__TASK REQUIREMENTS__: Which lines hold the word "name"? Copy each of them.

__DATA FOR THIS TASK__:
_ _ _

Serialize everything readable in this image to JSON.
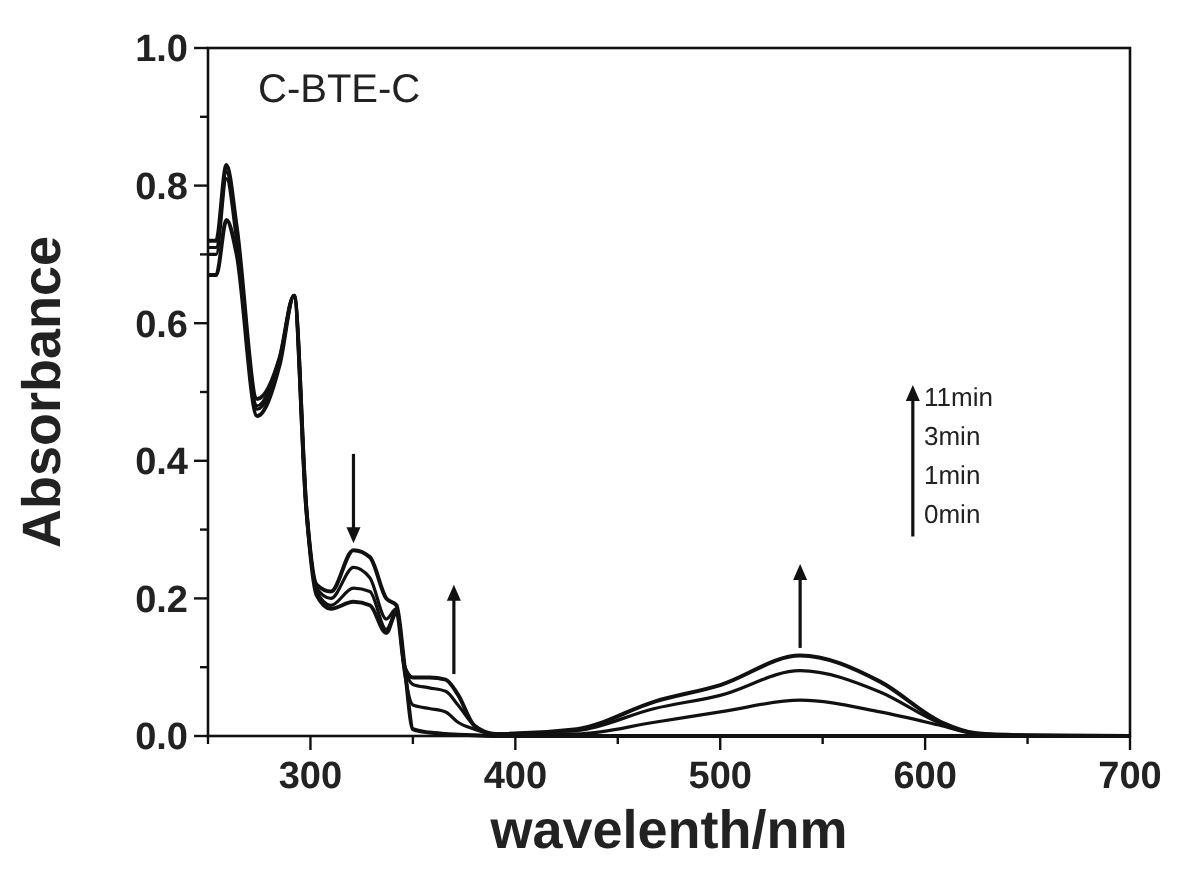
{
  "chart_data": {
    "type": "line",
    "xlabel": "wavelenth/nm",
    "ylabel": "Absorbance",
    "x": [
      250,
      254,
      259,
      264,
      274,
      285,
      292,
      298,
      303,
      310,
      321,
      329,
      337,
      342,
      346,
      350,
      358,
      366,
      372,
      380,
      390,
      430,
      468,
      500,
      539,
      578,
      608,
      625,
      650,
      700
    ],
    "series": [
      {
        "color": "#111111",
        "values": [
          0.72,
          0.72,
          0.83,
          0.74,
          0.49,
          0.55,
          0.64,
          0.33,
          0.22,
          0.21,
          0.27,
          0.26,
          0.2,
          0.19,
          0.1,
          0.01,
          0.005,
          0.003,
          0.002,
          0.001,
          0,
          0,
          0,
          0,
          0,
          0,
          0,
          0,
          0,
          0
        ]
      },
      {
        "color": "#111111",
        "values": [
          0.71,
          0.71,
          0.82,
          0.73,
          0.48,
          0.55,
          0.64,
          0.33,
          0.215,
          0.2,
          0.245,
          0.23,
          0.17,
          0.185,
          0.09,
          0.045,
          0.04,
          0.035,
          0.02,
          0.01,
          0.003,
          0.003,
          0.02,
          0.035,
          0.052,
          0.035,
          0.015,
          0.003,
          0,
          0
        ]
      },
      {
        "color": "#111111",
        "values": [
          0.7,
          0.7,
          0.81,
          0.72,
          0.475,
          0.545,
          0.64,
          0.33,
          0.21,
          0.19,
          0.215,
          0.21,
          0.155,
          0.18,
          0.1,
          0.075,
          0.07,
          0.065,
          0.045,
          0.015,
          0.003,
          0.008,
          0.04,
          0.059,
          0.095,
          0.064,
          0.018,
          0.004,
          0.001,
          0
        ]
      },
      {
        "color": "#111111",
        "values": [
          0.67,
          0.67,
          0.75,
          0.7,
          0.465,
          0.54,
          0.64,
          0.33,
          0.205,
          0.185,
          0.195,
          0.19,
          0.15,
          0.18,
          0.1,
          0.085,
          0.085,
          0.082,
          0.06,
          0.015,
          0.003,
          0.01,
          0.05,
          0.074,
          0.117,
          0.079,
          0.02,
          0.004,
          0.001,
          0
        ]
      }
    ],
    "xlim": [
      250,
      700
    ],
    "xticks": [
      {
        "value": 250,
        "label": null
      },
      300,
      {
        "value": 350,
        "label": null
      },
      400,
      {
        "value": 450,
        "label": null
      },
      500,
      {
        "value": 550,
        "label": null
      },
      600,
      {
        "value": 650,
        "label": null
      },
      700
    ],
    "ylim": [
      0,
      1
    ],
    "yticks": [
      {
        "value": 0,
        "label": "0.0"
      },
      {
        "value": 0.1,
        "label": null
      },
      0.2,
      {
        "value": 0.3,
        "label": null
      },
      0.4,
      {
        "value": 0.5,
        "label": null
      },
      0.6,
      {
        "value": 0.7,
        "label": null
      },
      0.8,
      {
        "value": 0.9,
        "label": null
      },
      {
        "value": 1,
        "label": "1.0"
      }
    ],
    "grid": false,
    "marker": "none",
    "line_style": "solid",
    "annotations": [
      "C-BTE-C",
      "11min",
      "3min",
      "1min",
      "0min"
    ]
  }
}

_ _ _

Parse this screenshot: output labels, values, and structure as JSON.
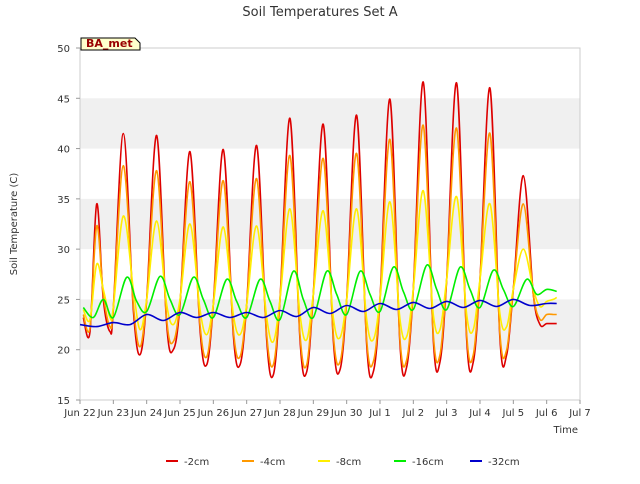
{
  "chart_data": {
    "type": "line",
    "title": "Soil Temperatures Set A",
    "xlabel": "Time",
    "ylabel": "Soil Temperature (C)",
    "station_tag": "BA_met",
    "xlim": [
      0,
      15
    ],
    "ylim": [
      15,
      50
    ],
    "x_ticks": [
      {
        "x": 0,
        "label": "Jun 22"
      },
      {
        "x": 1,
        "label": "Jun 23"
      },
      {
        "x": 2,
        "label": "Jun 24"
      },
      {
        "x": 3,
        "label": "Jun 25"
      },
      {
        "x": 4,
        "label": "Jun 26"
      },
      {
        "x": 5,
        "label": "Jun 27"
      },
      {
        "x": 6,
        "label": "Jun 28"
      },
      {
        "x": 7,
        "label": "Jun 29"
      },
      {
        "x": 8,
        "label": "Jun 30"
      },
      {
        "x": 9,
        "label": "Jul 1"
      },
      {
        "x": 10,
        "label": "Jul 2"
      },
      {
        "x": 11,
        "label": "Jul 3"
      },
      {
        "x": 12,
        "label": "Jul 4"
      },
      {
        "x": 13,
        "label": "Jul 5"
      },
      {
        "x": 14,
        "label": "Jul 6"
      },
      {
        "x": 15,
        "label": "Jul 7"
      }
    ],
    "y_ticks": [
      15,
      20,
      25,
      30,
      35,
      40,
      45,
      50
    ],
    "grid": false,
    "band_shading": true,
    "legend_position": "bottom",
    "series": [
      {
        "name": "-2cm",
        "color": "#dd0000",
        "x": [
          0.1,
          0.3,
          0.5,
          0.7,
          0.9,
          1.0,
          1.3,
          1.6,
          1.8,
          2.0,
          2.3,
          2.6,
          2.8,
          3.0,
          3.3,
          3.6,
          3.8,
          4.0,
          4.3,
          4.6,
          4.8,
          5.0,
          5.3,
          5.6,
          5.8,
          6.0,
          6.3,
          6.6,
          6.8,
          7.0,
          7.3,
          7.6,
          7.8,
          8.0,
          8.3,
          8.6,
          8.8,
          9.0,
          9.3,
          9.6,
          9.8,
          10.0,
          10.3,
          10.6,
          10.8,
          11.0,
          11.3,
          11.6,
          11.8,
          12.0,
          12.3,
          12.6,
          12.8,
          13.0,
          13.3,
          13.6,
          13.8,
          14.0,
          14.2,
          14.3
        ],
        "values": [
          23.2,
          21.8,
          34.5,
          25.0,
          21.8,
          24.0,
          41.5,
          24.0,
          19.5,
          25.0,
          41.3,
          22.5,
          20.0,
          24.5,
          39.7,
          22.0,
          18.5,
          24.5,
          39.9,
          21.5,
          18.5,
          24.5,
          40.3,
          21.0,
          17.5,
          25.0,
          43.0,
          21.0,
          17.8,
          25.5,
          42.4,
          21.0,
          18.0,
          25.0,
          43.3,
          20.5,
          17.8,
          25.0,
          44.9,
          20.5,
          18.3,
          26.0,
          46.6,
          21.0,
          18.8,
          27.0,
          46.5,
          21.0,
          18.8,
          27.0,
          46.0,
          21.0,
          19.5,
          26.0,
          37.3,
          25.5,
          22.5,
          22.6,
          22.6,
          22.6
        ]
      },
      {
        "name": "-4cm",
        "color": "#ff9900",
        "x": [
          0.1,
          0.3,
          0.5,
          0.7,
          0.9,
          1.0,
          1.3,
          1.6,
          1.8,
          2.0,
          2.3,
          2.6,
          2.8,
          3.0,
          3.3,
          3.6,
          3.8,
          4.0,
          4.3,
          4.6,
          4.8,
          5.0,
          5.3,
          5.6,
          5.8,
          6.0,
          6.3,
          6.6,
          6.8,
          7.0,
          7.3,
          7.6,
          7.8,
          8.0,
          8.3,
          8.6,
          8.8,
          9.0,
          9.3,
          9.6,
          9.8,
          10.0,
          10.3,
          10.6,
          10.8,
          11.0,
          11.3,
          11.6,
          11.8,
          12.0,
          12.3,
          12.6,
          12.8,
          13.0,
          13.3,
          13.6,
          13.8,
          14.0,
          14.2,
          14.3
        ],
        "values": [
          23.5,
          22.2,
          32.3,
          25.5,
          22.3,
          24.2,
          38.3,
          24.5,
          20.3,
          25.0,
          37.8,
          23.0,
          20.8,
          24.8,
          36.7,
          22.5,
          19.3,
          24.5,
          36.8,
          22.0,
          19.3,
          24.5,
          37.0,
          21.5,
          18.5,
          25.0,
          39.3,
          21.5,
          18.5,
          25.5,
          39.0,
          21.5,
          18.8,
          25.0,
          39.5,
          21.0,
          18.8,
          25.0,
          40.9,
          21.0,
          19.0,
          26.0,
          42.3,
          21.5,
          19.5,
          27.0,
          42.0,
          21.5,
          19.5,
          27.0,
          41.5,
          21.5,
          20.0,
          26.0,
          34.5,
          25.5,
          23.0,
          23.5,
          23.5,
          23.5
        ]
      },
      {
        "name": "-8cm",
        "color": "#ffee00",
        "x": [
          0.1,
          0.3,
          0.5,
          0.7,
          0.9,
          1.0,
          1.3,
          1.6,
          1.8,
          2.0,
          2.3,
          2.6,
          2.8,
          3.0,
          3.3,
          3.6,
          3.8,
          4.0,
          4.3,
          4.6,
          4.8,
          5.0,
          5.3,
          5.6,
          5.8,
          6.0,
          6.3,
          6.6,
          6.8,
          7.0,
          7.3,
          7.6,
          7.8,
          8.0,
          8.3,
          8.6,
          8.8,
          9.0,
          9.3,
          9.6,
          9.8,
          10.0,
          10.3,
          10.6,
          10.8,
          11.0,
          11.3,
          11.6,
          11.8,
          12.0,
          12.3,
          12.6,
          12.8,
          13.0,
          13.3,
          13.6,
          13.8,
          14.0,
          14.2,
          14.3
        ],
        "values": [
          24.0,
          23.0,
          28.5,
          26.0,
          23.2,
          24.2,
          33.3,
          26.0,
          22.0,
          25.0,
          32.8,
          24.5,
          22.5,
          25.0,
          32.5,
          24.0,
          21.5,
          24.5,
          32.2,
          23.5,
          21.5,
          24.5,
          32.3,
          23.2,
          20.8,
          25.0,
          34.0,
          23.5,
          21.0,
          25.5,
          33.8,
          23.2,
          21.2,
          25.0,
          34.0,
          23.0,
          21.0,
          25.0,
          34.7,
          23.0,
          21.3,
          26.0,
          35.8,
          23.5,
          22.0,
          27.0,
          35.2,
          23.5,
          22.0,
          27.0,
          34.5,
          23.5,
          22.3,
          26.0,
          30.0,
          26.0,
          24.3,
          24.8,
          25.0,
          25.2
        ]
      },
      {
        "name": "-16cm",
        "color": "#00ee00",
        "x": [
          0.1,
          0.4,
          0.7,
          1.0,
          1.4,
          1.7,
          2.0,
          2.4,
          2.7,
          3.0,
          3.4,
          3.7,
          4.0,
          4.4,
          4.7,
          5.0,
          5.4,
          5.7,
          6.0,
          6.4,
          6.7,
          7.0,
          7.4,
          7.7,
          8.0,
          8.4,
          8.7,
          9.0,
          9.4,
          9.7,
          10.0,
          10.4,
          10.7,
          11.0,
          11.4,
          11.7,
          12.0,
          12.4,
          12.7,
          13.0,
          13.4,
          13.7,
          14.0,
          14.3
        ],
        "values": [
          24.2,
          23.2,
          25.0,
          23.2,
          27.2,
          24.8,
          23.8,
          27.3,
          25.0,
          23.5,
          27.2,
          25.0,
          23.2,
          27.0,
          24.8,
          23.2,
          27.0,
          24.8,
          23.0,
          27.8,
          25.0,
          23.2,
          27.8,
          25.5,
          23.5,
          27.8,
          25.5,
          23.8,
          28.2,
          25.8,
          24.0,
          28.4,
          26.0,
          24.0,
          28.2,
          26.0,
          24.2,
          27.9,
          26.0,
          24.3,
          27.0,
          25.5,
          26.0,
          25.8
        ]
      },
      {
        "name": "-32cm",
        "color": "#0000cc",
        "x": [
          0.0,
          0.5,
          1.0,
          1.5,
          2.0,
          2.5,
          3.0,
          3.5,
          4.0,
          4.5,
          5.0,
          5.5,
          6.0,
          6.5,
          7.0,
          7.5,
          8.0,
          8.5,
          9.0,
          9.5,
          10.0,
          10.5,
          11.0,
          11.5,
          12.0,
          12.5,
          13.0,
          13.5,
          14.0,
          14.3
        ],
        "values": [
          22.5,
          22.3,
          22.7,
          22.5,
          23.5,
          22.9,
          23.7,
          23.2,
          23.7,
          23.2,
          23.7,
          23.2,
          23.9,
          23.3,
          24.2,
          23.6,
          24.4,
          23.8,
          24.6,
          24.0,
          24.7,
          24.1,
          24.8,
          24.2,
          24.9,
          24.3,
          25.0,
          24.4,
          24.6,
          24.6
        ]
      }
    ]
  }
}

_ _ _

__SOLVED PROBLEM__:
        "name": "-2cm",
        "name": "-4cm",
        "name": "-8cm",
        "name": "-16cm",
        "name": "-32cm",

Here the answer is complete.